**PROMPT:**
Print out each entry below exactly, please.

**DATASET ENTRIES:**
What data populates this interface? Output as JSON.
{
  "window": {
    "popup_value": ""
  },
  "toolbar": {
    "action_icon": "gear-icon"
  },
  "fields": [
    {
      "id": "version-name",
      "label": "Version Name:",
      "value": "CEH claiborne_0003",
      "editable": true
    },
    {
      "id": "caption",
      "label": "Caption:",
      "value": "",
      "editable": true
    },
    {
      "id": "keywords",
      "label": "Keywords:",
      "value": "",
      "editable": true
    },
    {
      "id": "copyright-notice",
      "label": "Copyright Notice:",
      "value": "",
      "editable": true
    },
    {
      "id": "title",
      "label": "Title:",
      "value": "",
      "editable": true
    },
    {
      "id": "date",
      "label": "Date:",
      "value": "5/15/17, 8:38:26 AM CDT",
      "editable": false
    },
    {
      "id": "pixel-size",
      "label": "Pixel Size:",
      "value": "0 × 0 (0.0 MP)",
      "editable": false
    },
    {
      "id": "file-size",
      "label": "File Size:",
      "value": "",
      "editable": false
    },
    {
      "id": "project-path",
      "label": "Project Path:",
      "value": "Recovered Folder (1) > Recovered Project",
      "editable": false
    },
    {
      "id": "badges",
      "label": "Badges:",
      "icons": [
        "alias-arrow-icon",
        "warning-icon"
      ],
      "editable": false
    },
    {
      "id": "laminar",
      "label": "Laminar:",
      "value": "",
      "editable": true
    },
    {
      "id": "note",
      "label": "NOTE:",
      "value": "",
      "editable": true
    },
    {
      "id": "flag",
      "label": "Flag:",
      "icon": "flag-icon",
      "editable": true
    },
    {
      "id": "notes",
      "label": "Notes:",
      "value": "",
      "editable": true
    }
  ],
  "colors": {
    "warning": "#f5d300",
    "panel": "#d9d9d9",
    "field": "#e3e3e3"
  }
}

**WRITTEN SOLUTION:**
What data populates this interface? Output as JSON.
{
  "window": {
    "popup_value": ""
  },
  "toolbar": {
    "action_icon": "gear-icon"
  },
  "fields": [
    {
      "id": "version-name",
      "label": "Version Name:",
      "value": "CEH claiborne_0003",
      "editable": true
    },
    {
      "id": "caption",
      "label": "Caption:",
      "value": "",
      "editable": true
    },
    {
      "id": "keywords",
      "label": "Keywords:",
      "value": "",
      "editable": true
    },
    {
      "id": "copyright-notice",
      "label": "Copyright Notice:",
      "value": "",
      "editable": true
    },
    {
      "id": "title",
      "label": "Title:",
      "value": "",
      "editable": true
    },
    {
      "id": "date",
      "label": "Date:",
      "value": "5/15/17, 8:38:26 AM CDT",
      "editable": false
    },
    {
      "id": "pixel-size",
      "label": "Pixel Size:",
      "value": "0 × 0 (0.0 MP)",
      "editable": false
    },
    {
      "id": "file-size",
      "label": "File Size:",
      "value": "",
      "editable": false
    },
    {
      "id": "project-path",
      "label": "Project Path:",
      "value": "Recovered Folder (1) > Recovered Project",
      "editable": false
    },
    {
      "id": "badges",
      "label": "Badges:",
      "icons": [
        "alias-arrow-icon",
        "warning-icon"
      ],
      "editable": false
    },
    {
      "id": "laminar",
      "label": "Laminar:",
      "value": "",
      "editable": true
    },
    {
      "id": "note",
      "label": "NOTE:",
      "value": "",
      "editable": true
    },
    {
      "id": "flag",
      "label": "Flag:",
      "icon": "flag-icon",
      "editable": true
    },
    {
      "id": "notes",
      "label": "Notes:",
      "value": "",
      "editable": true
    }
  ],
  "colors": {
    "warning": "#f5d300",
    "panel": "#d9d9d9",
    "field": "#e3e3e3"
  }
}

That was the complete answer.